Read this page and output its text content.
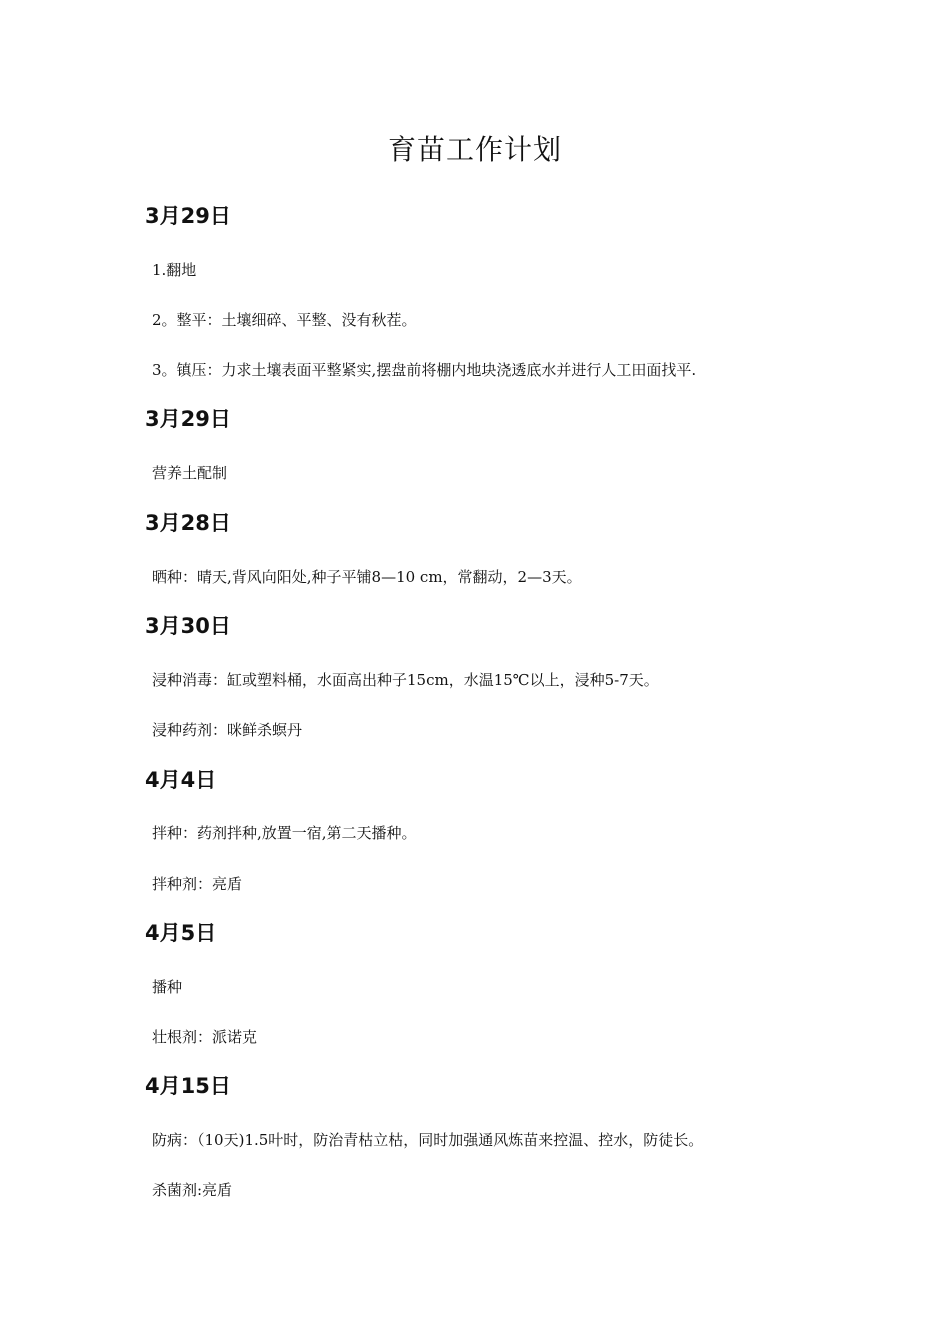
育苗工作计划
3月29日

1.翻地

2。整平：土壤细碎、平整、没有秋茬。

3。镇压：力求土壤表面平整紧实,摆盘前将棚内地块浇透底水并进行人工田面找平.

3月29日

营养土配制

3月28日

晒种：晴天,背风向阳处,种子平铺8—10 cm，常翻动，2—3天。

3月30日

浸种消毒：缸或塑料桶，水面高出种子15cm，水温15℃以上，浸种5-7天。

浸种药剂：咪鲜杀螟丹

4月4日

拌种：药剂拌种,放置一宿,第二天播种。

拌种剂：亮盾

4月5日

播种

壮根剂：派诺克

4月15日

防病：（10天)1.5叶时，防治青枯立枯，同时加强通风炼苗来控温、控水，防徒长。

杀菌剂:亮盾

_What to produce_
Excluding the pictures, restate the records above word for word.

_Solution below_
Read this page and output its text content.
育苗工作计划
3月29日

1.翻地

2。整平：土壤细碎、平整、没有秋茬。

3。镇压：力求土壤表面平整紧实,摆盘前将棚内地块浇透底水并进行人工田面找平.

3月29日

营养土配制

3月28日

晒种：晴天,背风向阳处,种子平铺8—10 cm，常翻动，2—3天。

3月30日

浸种消毒：缸或塑料桶，水面高出种子15cm，水温15℃以上，浸种5-7天。

浸种药剂：咪鲜杀螟丹

4月4日

拌种：药剂拌种,放置一宿,第二天播种。

拌种剂：亮盾

4月5日

播种

壮根剂：派诺克

4月15日

防病：（10天)1.5叶时，防治青枯立枯，同时加强通风炼苗来控温、控水，防徒长。

杀菌剂:亮盾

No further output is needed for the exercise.